------ MATERIAL PROVIDED

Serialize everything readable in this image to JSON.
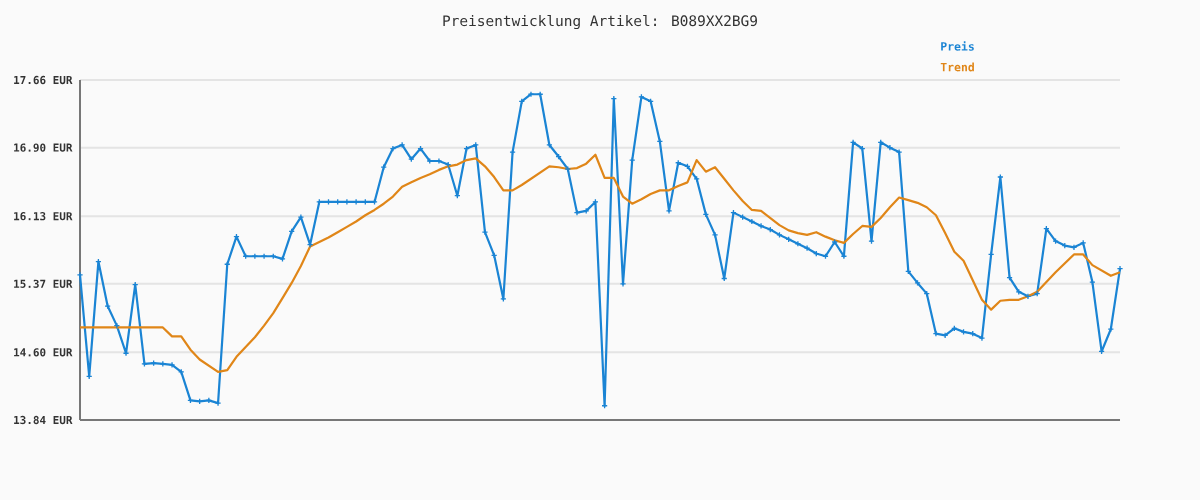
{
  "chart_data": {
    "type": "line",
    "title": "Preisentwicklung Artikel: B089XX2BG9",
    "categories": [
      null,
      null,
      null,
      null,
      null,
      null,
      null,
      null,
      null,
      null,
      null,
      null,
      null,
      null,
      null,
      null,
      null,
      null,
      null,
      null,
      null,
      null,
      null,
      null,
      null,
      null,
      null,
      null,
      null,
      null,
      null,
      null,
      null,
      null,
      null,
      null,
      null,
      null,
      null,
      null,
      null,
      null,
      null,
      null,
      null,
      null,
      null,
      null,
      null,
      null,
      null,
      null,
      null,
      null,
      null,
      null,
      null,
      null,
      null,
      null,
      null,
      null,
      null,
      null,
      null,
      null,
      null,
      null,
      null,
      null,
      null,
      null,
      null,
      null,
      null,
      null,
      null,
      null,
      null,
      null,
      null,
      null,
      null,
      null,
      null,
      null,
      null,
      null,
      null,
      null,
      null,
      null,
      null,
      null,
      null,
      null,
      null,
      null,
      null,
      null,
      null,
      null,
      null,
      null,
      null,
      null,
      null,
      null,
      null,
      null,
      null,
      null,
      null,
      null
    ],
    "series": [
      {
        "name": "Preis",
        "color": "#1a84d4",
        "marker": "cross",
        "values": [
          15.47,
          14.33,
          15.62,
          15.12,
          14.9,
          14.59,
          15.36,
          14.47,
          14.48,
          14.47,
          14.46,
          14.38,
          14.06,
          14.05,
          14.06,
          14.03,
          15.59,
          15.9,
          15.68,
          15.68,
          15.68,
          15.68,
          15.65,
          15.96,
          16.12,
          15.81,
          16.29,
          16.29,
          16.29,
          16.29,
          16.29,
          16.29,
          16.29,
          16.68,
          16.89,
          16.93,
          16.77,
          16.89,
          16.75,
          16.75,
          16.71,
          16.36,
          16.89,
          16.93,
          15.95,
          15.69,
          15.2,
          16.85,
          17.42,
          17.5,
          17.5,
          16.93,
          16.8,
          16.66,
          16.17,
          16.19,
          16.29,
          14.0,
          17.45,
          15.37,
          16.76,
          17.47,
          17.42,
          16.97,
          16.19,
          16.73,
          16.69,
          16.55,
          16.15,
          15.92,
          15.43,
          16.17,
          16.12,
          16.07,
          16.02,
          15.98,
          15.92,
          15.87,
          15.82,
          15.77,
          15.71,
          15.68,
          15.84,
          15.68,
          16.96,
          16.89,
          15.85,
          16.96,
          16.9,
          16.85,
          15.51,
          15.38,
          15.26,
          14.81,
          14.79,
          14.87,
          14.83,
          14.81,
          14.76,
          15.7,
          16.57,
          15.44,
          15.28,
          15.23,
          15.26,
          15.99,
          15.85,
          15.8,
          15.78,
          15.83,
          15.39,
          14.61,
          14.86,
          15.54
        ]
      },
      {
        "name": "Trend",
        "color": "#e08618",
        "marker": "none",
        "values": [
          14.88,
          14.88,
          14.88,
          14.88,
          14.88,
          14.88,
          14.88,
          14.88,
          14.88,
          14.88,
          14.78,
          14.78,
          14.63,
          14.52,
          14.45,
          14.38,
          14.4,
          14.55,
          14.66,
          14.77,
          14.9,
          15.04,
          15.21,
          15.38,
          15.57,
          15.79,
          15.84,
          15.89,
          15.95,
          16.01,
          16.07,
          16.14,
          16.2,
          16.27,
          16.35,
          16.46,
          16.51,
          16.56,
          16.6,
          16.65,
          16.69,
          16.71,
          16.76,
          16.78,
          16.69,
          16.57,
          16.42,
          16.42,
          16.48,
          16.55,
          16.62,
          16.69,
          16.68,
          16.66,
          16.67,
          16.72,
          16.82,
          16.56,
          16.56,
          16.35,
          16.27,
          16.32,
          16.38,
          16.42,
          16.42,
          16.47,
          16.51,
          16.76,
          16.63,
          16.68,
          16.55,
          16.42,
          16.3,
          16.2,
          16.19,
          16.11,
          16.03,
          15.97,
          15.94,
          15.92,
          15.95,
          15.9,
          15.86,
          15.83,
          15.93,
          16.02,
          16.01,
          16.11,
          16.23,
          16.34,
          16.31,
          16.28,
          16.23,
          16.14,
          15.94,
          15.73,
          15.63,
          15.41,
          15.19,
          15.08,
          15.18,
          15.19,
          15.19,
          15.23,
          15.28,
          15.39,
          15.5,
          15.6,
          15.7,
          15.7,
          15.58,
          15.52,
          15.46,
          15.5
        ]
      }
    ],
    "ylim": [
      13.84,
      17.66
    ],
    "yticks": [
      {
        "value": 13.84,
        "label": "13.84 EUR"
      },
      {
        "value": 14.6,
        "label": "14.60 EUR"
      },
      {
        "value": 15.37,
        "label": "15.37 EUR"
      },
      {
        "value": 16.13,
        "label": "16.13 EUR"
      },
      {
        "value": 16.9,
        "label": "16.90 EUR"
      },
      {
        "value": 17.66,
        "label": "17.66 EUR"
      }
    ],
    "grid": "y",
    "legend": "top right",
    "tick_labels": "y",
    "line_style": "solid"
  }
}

------------
------ MATERIAL PROVIDED

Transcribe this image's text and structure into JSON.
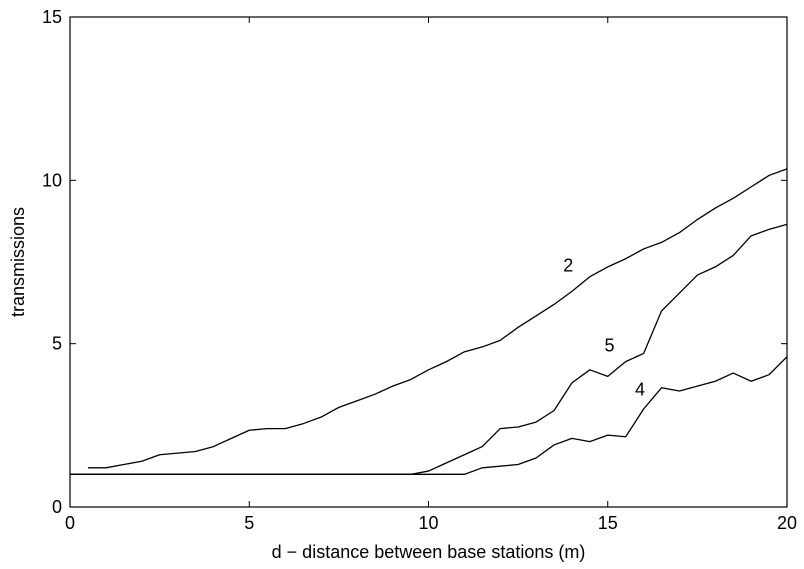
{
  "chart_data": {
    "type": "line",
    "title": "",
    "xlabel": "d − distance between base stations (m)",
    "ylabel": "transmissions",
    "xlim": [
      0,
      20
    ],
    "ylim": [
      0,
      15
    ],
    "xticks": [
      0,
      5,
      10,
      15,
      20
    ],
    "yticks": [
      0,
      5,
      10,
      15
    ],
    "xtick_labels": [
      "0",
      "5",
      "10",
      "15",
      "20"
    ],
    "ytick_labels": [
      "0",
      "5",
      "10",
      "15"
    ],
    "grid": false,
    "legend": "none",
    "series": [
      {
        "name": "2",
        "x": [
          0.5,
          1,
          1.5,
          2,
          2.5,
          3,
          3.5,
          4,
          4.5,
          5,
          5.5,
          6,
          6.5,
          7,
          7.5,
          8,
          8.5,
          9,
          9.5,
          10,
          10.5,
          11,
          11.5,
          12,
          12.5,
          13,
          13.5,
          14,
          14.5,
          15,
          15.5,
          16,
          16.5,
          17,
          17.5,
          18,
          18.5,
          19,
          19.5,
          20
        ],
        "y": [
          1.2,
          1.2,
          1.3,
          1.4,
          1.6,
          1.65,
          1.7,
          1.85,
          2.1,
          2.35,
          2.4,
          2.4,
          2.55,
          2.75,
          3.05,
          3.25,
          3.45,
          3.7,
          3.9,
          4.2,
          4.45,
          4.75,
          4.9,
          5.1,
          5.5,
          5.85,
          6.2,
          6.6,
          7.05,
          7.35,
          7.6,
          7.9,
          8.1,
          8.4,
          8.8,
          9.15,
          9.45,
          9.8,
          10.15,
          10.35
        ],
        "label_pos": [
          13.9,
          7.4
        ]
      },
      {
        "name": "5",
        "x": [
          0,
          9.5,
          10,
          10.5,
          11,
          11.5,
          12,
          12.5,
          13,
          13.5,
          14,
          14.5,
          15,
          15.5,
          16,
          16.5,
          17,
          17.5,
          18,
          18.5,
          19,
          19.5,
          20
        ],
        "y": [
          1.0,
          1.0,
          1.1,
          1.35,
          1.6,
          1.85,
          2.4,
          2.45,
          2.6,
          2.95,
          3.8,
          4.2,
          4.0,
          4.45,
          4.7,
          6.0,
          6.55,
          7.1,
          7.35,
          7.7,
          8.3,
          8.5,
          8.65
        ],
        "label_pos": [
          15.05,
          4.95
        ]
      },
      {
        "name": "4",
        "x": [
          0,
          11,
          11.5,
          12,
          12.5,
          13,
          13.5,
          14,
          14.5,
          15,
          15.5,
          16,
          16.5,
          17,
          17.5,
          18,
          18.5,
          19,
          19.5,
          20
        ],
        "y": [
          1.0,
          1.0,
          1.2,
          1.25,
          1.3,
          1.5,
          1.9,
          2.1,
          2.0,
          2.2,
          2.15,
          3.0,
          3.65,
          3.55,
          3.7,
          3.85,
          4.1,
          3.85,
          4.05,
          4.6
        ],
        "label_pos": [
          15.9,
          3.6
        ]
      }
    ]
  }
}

------------
------ MATERIAL PROVIDED

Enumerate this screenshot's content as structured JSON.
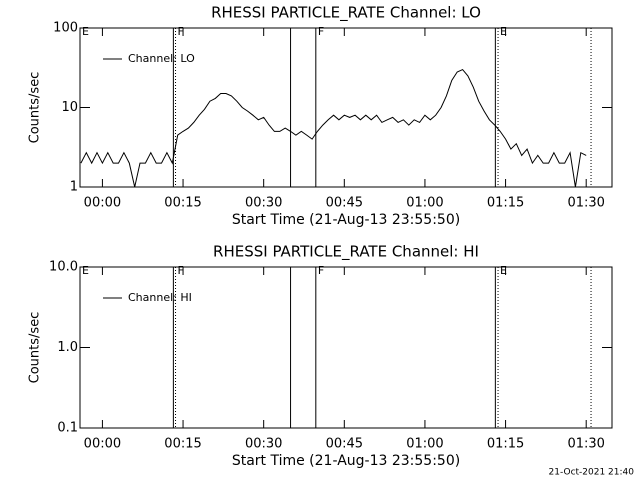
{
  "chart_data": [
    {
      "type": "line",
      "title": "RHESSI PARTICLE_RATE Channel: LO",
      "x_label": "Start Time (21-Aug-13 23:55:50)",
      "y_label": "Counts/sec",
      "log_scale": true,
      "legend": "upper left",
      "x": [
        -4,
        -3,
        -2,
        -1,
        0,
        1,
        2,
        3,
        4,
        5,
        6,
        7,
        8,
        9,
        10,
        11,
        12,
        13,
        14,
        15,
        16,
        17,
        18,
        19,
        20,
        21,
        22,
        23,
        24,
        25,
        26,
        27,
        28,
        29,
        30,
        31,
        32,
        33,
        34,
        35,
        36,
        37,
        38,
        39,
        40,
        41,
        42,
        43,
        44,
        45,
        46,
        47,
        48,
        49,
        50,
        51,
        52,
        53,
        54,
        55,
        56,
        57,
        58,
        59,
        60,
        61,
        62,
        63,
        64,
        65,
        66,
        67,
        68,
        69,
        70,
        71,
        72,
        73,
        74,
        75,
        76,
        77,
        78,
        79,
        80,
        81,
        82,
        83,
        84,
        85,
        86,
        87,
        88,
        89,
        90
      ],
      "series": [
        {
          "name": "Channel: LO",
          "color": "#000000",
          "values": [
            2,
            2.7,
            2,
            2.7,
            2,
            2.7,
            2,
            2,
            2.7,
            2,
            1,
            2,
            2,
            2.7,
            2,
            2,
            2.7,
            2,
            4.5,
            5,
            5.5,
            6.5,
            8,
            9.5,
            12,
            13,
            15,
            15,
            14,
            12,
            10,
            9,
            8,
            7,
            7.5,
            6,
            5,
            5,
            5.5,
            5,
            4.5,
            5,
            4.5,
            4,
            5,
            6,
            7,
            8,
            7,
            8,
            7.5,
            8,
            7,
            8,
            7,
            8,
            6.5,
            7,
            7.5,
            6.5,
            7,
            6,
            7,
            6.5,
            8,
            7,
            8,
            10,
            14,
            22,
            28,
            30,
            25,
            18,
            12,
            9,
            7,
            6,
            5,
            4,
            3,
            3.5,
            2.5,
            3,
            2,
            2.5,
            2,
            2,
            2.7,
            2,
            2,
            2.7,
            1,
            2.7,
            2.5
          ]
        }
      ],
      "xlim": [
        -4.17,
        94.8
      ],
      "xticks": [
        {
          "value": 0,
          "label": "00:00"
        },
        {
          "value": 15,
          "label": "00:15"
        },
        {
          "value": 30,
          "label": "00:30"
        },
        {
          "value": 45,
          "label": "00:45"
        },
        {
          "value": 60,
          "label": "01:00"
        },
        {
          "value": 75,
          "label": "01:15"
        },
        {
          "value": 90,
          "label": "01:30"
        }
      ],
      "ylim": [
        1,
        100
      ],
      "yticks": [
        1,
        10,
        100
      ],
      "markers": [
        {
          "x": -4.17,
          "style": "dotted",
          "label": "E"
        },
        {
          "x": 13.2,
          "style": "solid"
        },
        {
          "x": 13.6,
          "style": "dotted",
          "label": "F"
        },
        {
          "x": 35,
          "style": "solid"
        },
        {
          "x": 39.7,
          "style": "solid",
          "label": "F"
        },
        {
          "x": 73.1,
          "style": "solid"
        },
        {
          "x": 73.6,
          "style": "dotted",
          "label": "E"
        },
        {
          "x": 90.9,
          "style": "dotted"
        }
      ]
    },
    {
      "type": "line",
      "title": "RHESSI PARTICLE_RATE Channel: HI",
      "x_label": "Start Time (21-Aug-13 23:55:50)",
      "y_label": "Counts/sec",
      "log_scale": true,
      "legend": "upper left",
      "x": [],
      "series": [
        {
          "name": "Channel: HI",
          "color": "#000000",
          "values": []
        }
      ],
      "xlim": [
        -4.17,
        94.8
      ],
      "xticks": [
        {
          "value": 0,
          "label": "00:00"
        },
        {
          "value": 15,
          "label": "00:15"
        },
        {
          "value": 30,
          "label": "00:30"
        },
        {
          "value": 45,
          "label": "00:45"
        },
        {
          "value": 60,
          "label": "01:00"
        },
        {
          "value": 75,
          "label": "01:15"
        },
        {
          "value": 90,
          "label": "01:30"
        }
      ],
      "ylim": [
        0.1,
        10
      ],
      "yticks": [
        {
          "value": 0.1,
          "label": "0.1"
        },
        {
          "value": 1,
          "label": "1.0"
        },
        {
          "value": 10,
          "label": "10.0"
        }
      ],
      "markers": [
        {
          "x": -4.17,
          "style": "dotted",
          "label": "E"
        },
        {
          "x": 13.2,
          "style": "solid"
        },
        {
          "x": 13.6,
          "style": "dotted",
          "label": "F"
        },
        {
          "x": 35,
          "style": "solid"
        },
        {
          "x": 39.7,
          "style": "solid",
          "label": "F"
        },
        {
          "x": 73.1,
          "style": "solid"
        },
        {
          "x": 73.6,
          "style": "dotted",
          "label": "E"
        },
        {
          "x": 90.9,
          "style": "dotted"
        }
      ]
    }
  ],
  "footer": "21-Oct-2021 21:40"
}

------------

BRIEF
Every line in the data above that contains "name" needs to be copied.

RESULT BELOW
        "name": "Preis",
        "name": "Trend",
        "name": "2",
        "name": "5",
        "name": "4",
          "name": "Channel: LO",
          "name": "Channel: HI",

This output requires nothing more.